> _Data to process_:
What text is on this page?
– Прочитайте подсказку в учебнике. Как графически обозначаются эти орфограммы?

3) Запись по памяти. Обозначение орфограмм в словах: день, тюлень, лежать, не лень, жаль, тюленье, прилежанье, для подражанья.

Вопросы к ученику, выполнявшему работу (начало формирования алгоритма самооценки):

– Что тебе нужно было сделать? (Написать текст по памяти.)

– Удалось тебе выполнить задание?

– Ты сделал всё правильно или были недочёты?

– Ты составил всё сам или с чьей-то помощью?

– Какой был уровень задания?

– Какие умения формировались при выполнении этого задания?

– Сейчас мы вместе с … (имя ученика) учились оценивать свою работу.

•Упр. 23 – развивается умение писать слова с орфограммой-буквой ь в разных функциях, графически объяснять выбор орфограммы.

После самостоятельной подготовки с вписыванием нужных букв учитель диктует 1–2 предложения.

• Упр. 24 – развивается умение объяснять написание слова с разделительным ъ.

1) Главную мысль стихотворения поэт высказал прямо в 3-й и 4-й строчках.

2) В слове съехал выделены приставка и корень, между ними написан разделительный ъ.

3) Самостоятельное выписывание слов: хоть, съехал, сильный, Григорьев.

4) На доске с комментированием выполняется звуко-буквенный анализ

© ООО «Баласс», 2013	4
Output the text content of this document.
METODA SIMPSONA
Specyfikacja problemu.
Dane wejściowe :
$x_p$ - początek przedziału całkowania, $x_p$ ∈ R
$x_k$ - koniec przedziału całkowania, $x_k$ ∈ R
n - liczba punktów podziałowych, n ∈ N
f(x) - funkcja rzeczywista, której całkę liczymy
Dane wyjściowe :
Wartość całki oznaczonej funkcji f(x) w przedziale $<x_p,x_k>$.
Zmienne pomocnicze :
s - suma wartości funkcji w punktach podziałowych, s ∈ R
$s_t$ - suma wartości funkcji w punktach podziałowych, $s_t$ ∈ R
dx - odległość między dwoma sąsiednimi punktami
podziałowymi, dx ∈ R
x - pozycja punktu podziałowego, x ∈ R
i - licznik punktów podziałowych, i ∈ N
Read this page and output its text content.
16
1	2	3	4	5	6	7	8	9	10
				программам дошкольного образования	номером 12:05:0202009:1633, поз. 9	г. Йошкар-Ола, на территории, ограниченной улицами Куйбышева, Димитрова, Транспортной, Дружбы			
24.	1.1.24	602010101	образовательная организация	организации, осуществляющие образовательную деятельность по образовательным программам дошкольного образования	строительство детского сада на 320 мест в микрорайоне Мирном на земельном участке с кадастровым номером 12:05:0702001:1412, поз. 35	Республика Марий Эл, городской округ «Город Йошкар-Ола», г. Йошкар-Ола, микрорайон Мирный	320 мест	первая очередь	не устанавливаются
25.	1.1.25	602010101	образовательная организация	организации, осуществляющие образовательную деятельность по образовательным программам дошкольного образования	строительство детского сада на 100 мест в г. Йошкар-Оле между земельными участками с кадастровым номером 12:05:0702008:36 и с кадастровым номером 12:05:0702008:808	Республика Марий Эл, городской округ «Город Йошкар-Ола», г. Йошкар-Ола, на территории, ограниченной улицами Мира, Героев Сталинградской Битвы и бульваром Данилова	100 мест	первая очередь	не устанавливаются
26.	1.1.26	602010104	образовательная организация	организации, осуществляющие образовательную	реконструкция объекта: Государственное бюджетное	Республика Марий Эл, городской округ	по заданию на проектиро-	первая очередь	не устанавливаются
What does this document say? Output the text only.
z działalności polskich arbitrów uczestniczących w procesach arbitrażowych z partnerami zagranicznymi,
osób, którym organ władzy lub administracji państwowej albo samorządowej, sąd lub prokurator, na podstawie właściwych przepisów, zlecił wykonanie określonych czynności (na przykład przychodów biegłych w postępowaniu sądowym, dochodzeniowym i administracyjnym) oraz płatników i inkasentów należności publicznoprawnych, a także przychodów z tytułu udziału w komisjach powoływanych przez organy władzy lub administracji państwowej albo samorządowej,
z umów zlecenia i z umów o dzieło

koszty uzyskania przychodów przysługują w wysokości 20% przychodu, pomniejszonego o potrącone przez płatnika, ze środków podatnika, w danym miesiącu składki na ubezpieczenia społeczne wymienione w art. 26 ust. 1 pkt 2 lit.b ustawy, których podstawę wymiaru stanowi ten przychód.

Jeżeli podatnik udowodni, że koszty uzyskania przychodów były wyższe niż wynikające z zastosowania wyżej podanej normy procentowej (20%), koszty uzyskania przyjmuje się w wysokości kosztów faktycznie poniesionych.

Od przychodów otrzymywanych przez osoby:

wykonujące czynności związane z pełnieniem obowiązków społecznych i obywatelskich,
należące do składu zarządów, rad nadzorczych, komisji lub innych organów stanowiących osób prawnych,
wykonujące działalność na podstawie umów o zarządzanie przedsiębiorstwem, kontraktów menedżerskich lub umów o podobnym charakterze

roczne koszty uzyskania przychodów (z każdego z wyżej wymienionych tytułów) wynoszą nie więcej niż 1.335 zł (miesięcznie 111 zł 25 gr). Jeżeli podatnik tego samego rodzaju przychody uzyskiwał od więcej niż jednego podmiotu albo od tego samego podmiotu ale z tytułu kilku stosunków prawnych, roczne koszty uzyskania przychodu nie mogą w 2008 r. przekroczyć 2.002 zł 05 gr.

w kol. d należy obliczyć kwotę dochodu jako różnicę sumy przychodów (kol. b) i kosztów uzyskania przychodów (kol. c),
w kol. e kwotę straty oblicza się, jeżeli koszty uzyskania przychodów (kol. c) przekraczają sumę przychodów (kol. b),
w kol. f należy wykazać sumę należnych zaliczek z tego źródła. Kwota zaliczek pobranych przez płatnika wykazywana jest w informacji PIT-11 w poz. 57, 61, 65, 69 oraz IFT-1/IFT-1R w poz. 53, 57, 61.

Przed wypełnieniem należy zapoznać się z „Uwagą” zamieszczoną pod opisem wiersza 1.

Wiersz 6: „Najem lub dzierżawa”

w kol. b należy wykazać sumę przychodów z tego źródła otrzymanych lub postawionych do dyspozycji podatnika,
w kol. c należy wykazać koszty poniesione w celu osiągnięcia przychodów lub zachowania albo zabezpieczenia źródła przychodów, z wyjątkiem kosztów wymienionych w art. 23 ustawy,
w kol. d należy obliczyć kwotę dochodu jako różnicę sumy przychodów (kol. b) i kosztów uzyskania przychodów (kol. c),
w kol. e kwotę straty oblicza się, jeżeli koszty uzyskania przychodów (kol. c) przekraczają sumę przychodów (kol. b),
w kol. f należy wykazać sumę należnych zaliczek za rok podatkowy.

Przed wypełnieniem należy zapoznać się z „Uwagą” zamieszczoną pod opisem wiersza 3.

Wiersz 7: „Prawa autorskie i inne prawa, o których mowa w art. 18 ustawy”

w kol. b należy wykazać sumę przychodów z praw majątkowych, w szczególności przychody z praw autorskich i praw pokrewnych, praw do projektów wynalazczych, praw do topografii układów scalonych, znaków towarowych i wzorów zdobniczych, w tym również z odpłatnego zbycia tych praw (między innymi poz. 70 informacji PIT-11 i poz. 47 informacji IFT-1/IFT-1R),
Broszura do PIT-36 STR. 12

> _Written instruction_: Copy every line from the entries that contains the word "Республика".

> _Answer to the exercise_:
24.	1.1.24	602010101	образовательная организация	организации, осуществляющие образовательную деятельность по образовательным программам дошкольного образования	строительство детского сада на 320 мест в микрорайоне Мирном на земельном участке с кадастровым номером 12:05:0702001:1412, поз. 35	Республика Марий Эл, городской округ «Город Йошкар-Ола», г. Йошкар-Ола, микрорайон Мирный	320 мест	первая очередь	не устанавливаются
25.	1.1.25	602010101	образовательная организация	организации, осуществляющие образовательную деятельность по образовательным программам дошкольного образования	строительство детского сада на 100 мест в г. Йошкар-Оле между земельными участками с кадастровым номером 12:05:0702008:36 и с кадастровым номером 12:05:0702008:808	Республика Марий Эл, городской округ «Город Йошкар-Ола», г. Йошкар-Ола, на территории, ограниченной улицами Мира, Героев Сталинградской Битвы и бульваром Данилова	100 мест	первая очередь	не устанавливаются
26.	1.1.26	602010104	образовательная организация	организации, осуществляющие образовательную	реконструкция объекта: Государственное бюджетное	Республика Марий Эл, городской округ	по заданию на проектиро-	первая очередь	не устанавливаются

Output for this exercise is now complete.